WORK REQUIRED → Output the data below exactly as it is, dropping the pictures from your copy.

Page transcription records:
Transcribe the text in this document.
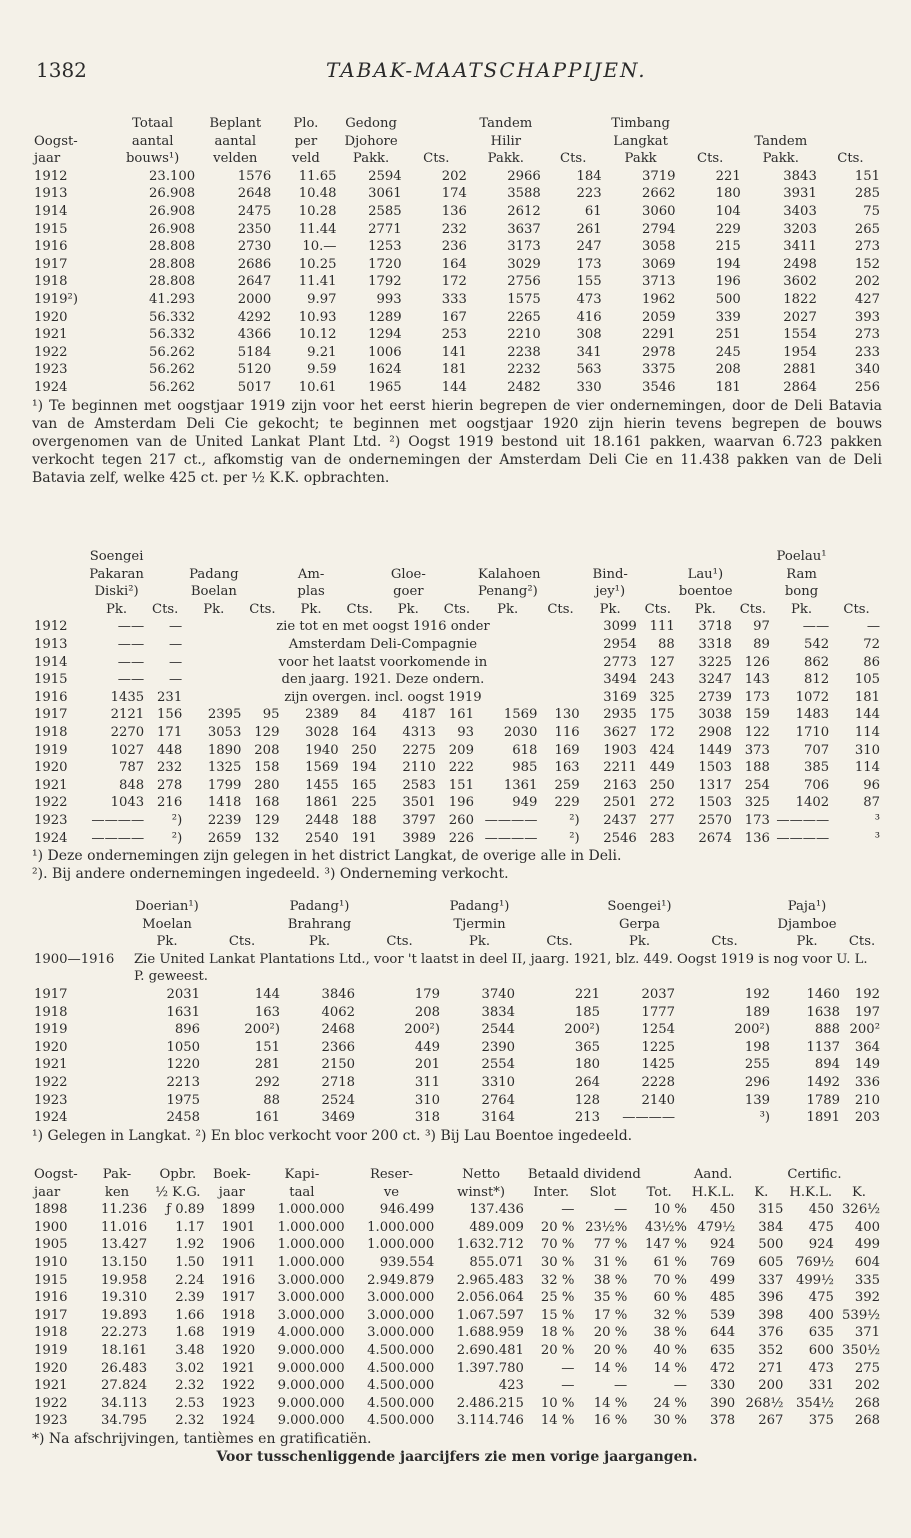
1382	TABAK-MAATSCHAPPIJEN.
	Totaal	Beplant	Plo.	Gedong		Tandem		Timbang			
Oogst-	aantal	aantal	per	Djohore		Hilir		Langkat		Tandem	
jaar	bouws¹)	velden	veld	Pakk.	Cts.	Pakk.	Cts.	Pakk	Cts.	Pakk.	Cts.
1912	23.100	1576	11.65	2594	202	2966	184	3719	221	3843	151
1913	26.908	2648	10.48	3061	174	3588	223	2662	180	3931	285
1914	26.908	2475	10.28	2585	136	2612	61	3060	104	3403	75
1915	26.908	2350	11.44	2771	232	3637	261	2794	229	3203	265
1916	28.808	2730	10.—	1253	236	3173	247	3058	215	3411	273
1917	28.808	2686	10.25	1720	164	3029	173	3069	194	2498	152
1918	28.808	2647	11.41	1792	172	2756	155	3713	196	3602	202
1919²)	41.293	2000	9.97	993	333	1575	473	1962	500	1822	427
1920	56.332	4292	10.93	1289	167	2265	416	2059	339	2027	393
1921	56.332	4366	10.12	1294	253	2210	308	2291	251	1554	273
1922	56.262	5184	9.21	1006	141	2238	341	2978	245	1954	233
1923	56.262	5120	9.59	1624	181	2232	563	3375	208	2881	340
1924	56.262	5017	10.61	1965	144	2482	330	3546	181	2864	256

¹) Te beginnen met oogstjaar 1919 zijn voor het eerst hierin begrepen de vier ondernemingen, door de Deli Batavia van de Amsterdam Deli Cie gekocht; te beginnen met oogstjaar 1920 zijn hierin tevens begrepen de bouws overgenomen van de United Lankat Plant Ltd. ²) Oogst 1919 bestond uit 18.161 pakken, waarvan 6.723 pakken verkocht tegen 217 ct., afkomstig van de ondernemingen der Amsterdam Deli Cie en 11.438 pakken van de Deli Batavia zelf, welke 425 ct. per ½ K.K. opbrachten.

	Soengei														Poelau¹	
	Pakaran		Padang		Am-		Gloe-		Kalahoen		Bind-		Lau¹)		Ram	
	Diski²)		Boelan		plas		goer		Penang²)		jey¹)		boentoe		bong	
	Pk.	Cts.	Pk.	Cts.	Pk.	Cts.	Pk.	Cts.	Pk.	Cts.	Pk.	Cts.	Pk.	Cts.	Pk.	Cts.
1912	——	—	zie tot en met oogst 1916 onder								3099	111	3718	97	——	—
1913	——	—	Amsterdam Deli-Compagnie								2954	88	3318	89	542	72
1914	——	—	voor het laatst voorkomende in								2773	127	3225	126	862	86
1915	——	—	den jaarg. 1921. Deze ondern.								3494	243	3247	143	812	105
1916	1435	231	zijn overgen. incl. oogst 1919								3169	325	2739	173	1072	181
1917	2121	156	2395	95	2389	84	4187	161	1569	130	2935	175	3038	159	1483	144
1918	2270	171	3053	129	3028	164	4313	93	2030	116	3627	172	2908	122	1710	114
1919	1027	448	1890	208	1940	250	2275	209	618	169	1903	424	1449	373	707	310
1920	787	232	1325	158	1569	194	2110	222	985	163	2211	449	1503	188	385	114
1921	848	278	1799	280	1455	165	2583	151	1361	259	2163	250	1317	254	706	96
1922	1043	216	1418	168	1861	225	3501	196	949	229	2501	272	1503	325	1402	87
1923	————	²)	2239	129	2448	188	3797	260	————	²)	2437	277	2570	173	————	³
1924	————	²)	2659	132	2540	191	3989	226	————	²)	2546	283	2674	136	————	³

¹) Deze ondernemingen zijn gelegen in het district Langkat, de overige alle in Deli.

²). Bij andere ondernemingen ingedeeld. ³) Onderneming verkocht.

	Doerian¹)		Padang¹)		Padang¹)		Soengei¹)		Paja¹)	
	Moelan		Brahrang		Tjermin		Gerpa		Djamboe	
	Pk.	Cts.	Pk.	Cts.	Pk.	Cts.	Pk.	Cts.	Pk.	Cts.
1900—1916	Zie United Lankat Plantations Ltd., voor 't laatst in deel II, jaarg. 1921, blz. 449. Oogst 1919 is nog voor U. L. P. geweest.									
1917	2031	144	3846	179	3740	221	2037	192	1460	192
1918	1631	163	4062	208	3834	185	1777	189	1638	197
1919	896	200²)	2468	200²)	2544	200²)	1254	200²)	888	200²
1920	1050	151	2366	449	2390	365	1225	198	1137	364
1921	1220	281	2150	201	2554	180	1425	255	894	149
1922	2213	292	2718	311	3310	264	2228	296	1492	336
1923	1975	88	2524	310	2764	128	2140	139	1789	210
1924	2458	161	3469	318	3164	213	————	³)	1891	203

¹) Gelegen in Langkat. ²) En bloc verkocht voor 200 ct. ³) Bij Lau Boentoe ingedeeld.

Oogst-	Pak-	Opbr.	Boek-	Kapi-	Reser-	Netto	Betaald dividend			Aand.		Certific.	
jaar	ken	½ K.G.	jaar	taal	ve	winst*)	Inter.	Slot	Tot.	H.K.L.	K.	H.K.L.	K.
1898	11.236	ƒ 0.89	1899	1.000.000	946.499	137.436	—	—	10 %	450	315	450	326½
1900	11.016	1.17	1901	1.000.000	1.000.000	489.009	20 %	23½%	43½%	479½	384	475	400
1905	13.427	1.92	1906	1.000.000	1.000.000	1.632.712	70 %	77 %	147 %	924	500	924	499
1910	13.150	1.50	1911	1.000.000	939.554	855.071	30 %	31 %	61 %	769	605	769½	604
1915	19.958	2.24	1916	3.000.000	2.949.879	2.965.483	32 %	38 %	70 %	499	337	499½	335
1916	19.310	2.39	1917	3.000.000	3.000.000	2.056.064	25 %	35 %	60 %	485	396	475	392
1917	19.893	1.66	1918	3.000.000	3.000.000	1.067.597	15 %	17 %	32 %	539	398	400	539½
1918	22.273	1.68	1919	4.000.000	3.000.000	1.688.959	18 %	20 %	38 %	644	376	635	371
1919	18.161	3.48	1920	9.000.000	4.500.000	2.690.481	20 %	20 %	40 %	635	352	600	350½
1920	26.483	3.02	1921	9.000.000	4.500.000	1.397.780	—	14 %	14 %	472	271	473	275
1921	27.824	2.32	1922	9.000.000	4.500.000	423	—	—	—	330	200	331	202
1922	34.113	2.53	1923	9.000.000	4.500.000	2.486.215	10 %	14 %	24 %	390	268½	354½	268
1923	34.795	2.32	1924	9.000.000	4.500.000	3.114.746	14 %	16 %	30 %	378	267	375	268

*) Na afschrijvingen, tantièmes en gratificatiën.

Voor tusschenliggende jaarcijfers zie men vorige jaargangen.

WRITTEN SOLUTION →
Transcribe the text in this document.
1382	TABAK-MAATSCHAPPIJEN.
	Totaal	Beplant	Plo.	Gedong		Tandem		Timbang			
Oogst-	aantal	aantal	per	Djohore		Hilir		Langkat		Tandem	
jaar	bouws¹)	velden	veld	Pakk.	Cts.	Pakk.	Cts.	Pakk	Cts.	Pakk.	Cts.
1912	23.100	1576	11.65	2594	202	2966	184	3719	221	3843	151
1913	26.908	2648	10.48	3061	174	3588	223	2662	180	3931	285
1914	26.908	2475	10.28	2585	136	2612	61	3060	104	3403	75
1915	26.908	2350	11.44	2771	232	3637	261	2794	229	3203	265
1916	28.808	2730	10.—	1253	236	3173	247	3058	215	3411	273
1917	28.808	2686	10.25	1720	164	3029	173	3069	194	2498	152
1918	28.808	2647	11.41	1792	172	2756	155	3713	196	3602	202
1919²)	41.293	2000	9.97	993	333	1575	473	1962	500	1822	427
1920	56.332	4292	10.93	1289	167	2265	416	2059	339	2027	393
1921	56.332	4366	10.12	1294	253	2210	308	2291	251	1554	273
1922	56.262	5184	9.21	1006	141	2238	341	2978	245	1954	233
1923	56.262	5120	9.59	1624	181	2232	563	3375	208	2881	340
1924	56.262	5017	10.61	1965	144	2482	330	3546	181	2864	256

¹) Te beginnen met oogstjaar 1919 zijn voor het eerst hierin begrepen de vier ondernemingen, door de Deli Batavia van de Amsterdam Deli Cie gekocht; te beginnen met oogstjaar 1920 zijn hierin tevens begrepen de bouws overgenomen van de United Lankat Plant Ltd. ²) Oogst 1919 bestond uit 18.161 pakken, waarvan 6.723 pakken verkocht tegen 217 ct., afkomstig van de ondernemingen der Amsterdam Deli Cie en 11.438 pakken van de Deli Batavia zelf, welke 425 ct. per ½ K.K. opbrachten.

	Soengei														Poelau¹	
	Pakaran		Padang		Am-		Gloe-		Kalahoen		Bind-		Lau¹)		Ram	
	Diski²)		Boelan		plas		goer		Penang²)		jey¹)		boentoe		bong	
	Pk.	Cts.	Pk.	Cts.	Pk.	Cts.	Pk.	Cts.	Pk.	Cts.	Pk.	Cts.	Pk.	Cts.	Pk.	Cts.
1912	——	—	zie tot en met oogst 1916 onder								3099	111	3718	97	——	—
1913	——	—	Amsterdam Deli-Compagnie								2954	88	3318	89	542	72
1914	——	—	voor het laatst voorkomende in								2773	127	3225	126	862	86
1915	——	—	den jaarg. 1921. Deze ondern.								3494	243	3247	143	812	105
1916	1435	231	zijn overgen. incl. oogst 1919								3169	325	2739	173	1072	181
1917	2121	156	2395	95	2389	84	4187	161	1569	130	2935	175	3038	159	1483	144
1918	2270	171	3053	129	3028	164	4313	93	2030	116	3627	172	2908	122	1710	114
1919	1027	448	1890	208	1940	250	2275	209	618	169	1903	424	1449	373	707	310
1920	787	232	1325	158	1569	194	2110	222	985	163	2211	449	1503	188	385	114
1921	848	278	1799	280	1455	165	2583	151	1361	259	2163	250	1317	254	706	96
1922	1043	216	1418	168	1861	225	3501	196	949	229	2501	272	1503	325	1402	87
1923	————	²)	2239	129	2448	188	3797	260	————	²)	2437	277	2570	173	————	³
1924	————	²)	2659	132	2540	191	3989	226	————	²)	2546	283	2674	136	————	³

¹) Deze ondernemingen zijn gelegen in het district Langkat, de overige alle in Deli.

²). Bij andere ondernemingen ingedeeld. ³) Onderneming verkocht.

	Doerian¹)		Padang¹)		Padang¹)		Soengei¹)		Paja¹)	
	Moelan		Brahrang		Tjermin		Gerpa		Djamboe	
	Pk.	Cts.	Pk.	Cts.	Pk.	Cts.	Pk.	Cts.	Pk.	Cts.
1900—1916	Zie United Lankat Plantations Ltd., voor 't laatst in deel II, jaarg. 1921, blz. 449. Oogst 1919 is nog voor U. L. P. geweest.									
1917	2031	144	3846	179	3740	221	2037	192	1460	192
1918	1631	163	4062	208	3834	185	1777	189	1638	197
1919	896	200²)	2468	200²)	2544	200²)	1254	200²)	888	200²
1920	1050	151	2366	449	2390	365	1225	198	1137	364
1921	1220	281	2150	201	2554	180	1425	255	894	149
1922	2213	292	2718	311	3310	264	2228	296	1492	336
1923	1975	88	2524	310	2764	128	2140	139	1789	210
1924	2458	161	3469	318	3164	213	————	³)	1891	203

¹) Gelegen in Langkat. ²) En bloc verkocht voor 200 ct. ³) Bij Lau Boentoe ingedeeld.

Oogst-	Pak-	Opbr.	Boek-	Kapi-	Reser-	Netto	Betaald dividend			Aand.		Certific.	
jaar	ken	½ K.G.	jaar	taal	ve	winst*)	Inter.	Slot	Tot.	H.K.L.	K.	H.K.L.	K.
1898	11.236	ƒ 0.89	1899	1.000.000	946.499	137.436	—	—	10 %	450	315	450	326½
1900	11.016	1.17	1901	1.000.000	1.000.000	489.009	20 %	23½%	43½%	479½	384	475	400
1905	13.427	1.92	1906	1.000.000	1.000.000	1.632.712	70 %	77 %	147 %	924	500	924	499
1910	13.150	1.50	1911	1.000.000	939.554	855.071	30 %	31 %	61 %	769	605	769½	604
1915	19.958	2.24	1916	3.000.000	2.949.879	2.965.483	32 %	38 %	70 %	499	337	499½	335
1916	19.310	2.39	1917	3.000.000	3.000.000	2.056.064	25 %	35 %	60 %	485	396	475	392
1917	19.893	1.66	1918	3.000.000	3.000.000	1.067.597	15 %	17 %	32 %	539	398	400	539½
1918	22.273	1.68	1919	4.000.000	3.000.000	1.688.959	18 %	20 %	38 %	644	376	635	371
1919	18.161	3.48	1920	9.000.000	4.500.000	2.690.481	20 %	20 %	40 %	635	352	600	350½
1920	26.483	3.02	1921	9.000.000	4.500.000	1.397.780	—	14 %	14 %	472	271	473	275
1921	27.824	2.32	1922	9.000.000	4.500.000	423	—	—	—	330	200	331	202
1922	34.113	2.53	1923	9.000.000	4.500.000	2.486.215	10 %	14 %	24 %	390	268½	354½	268
1923	34.795	2.32	1924	9.000.000	4.500.000	3.114.746	14 %	16 %	30 %	378	267	375	268

*) Na afschrijvingen, tantièmes en gratificatiën.

Voor tusschenliggende jaarcijfers zie men vorige jaargangen.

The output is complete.